_Task material_
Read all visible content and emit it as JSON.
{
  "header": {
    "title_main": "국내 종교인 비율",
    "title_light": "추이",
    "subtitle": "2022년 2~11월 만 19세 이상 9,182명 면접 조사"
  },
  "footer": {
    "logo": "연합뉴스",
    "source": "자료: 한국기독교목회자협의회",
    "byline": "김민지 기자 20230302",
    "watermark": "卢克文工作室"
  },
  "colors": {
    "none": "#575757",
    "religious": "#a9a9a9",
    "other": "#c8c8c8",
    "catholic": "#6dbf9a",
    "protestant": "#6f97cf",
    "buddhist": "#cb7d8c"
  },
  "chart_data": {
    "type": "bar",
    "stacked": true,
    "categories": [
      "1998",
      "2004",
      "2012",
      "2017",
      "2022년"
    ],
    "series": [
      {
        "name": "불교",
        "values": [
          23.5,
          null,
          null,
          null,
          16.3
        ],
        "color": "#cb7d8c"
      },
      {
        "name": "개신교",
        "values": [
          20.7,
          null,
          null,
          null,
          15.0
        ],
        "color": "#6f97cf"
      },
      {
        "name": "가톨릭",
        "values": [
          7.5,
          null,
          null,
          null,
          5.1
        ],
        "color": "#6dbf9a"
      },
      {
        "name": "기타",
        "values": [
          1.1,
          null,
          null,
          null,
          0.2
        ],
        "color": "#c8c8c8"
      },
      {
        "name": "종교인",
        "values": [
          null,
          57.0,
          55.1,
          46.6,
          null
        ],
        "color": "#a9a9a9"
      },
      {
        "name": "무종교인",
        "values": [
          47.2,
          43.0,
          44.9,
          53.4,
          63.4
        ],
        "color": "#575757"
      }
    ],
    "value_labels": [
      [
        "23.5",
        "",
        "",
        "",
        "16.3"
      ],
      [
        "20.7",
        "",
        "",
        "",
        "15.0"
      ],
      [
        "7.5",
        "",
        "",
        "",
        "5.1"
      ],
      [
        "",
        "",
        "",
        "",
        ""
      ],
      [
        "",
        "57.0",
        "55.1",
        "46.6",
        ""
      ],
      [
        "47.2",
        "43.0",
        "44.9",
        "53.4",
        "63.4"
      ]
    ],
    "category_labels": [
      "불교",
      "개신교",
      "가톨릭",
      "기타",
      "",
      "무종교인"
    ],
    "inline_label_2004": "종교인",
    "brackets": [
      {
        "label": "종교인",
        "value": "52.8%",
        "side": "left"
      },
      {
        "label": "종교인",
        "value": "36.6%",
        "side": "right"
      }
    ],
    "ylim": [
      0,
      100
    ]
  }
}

_Aim_
Write each line above out exactly.

_Full response_
Read all visible content and emit it as JSON.
{
  "header": {
    "title_main": "국내 종교인 비율",
    "title_light": "추이",
    "subtitle": "2022년 2~11월 만 19세 이상 9,182명 면접 조사"
  },
  "footer": {
    "logo": "연합뉴스",
    "source": "자료: 한국기독교목회자협의회",
    "byline": "김민지 기자 20230302",
    "watermark": "卢克文工作室"
  },
  "colors": {
    "none": "#575757",
    "religious": "#a9a9a9",
    "other": "#c8c8c8",
    "catholic": "#6dbf9a",
    "protestant": "#6f97cf",
    "buddhist": "#cb7d8c"
  },
  "chart_data": {
    "type": "bar",
    "stacked": true,
    "categories": [
      "1998",
      "2004",
      "2012",
      "2017",
      "2022년"
    ],
    "series": [
      {
        "name": "불교",
        "values": [
          23.5,
          null,
          null,
          null,
          16.3
        ],
        "color": "#cb7d8c"
      },
      {
        "name": "개신교",
        "values": [
          20.7,
          null,
          null,
          null,
          15.0
        ],
        "color": "#6f97cf"
      },
      {
        "name": "가톨릭",
        "values": [
          7.5,
          null,
          null,
          null,
          5.1
        ],
        "color": "#6dbf9a"
      },
      {
        "name": "기타",
        "values": [
          1.1,
          null,
          null,
          null,
          0.2
        ],
        "color": "#c8c8c8"
      },
      {
        "name": "종교인",
        "values": [
          null,
          57.0,
          55.1,
          46.6,
          null
        ],
        "color": "#a9a9a9"
      },
      {
        "name": "무종교인",
        "values": [
          47.2,
          43.0,
          44.9,
          53.4,
          63.4
        ],
        "color": "#575757"
      }
    ],
    "value_labels": [
      [
        "23.5",
        "",
        "",
        "",
        "16.3"
      ],
      [
        "20.7",
        "",
        "",
        "",
        "15.0"
      ],
      [
        "7.5",
        "",
        "",
        "",
        "5.1"
      ],
      [
        "",
        "",
        "",
        "",
        ""
      ],
      [
        "",
        "57.0",
        "55.1",
        "46.6",
        ""
      ],
      [
        "47.2",
        "43.0",
        "44.9",
        "53.4",
        "63.4"
      ]
    ],
    "category_labels": [
      "불교",
      "개신교",
      "가톨릭",
      "기타",
      "",
      "무종교인"
    ],
    "inline_label_2004": "종교인",
    "brackets": [
      {
        "label": "종교인",
        "value": "52.8%",
        "side": "left"
      },
      {
        "label": "종교인",
        "value": "36.6%",
        "side": "right"
      }
    ],
    "ylim": [
      0,
      100
    ]
  }
}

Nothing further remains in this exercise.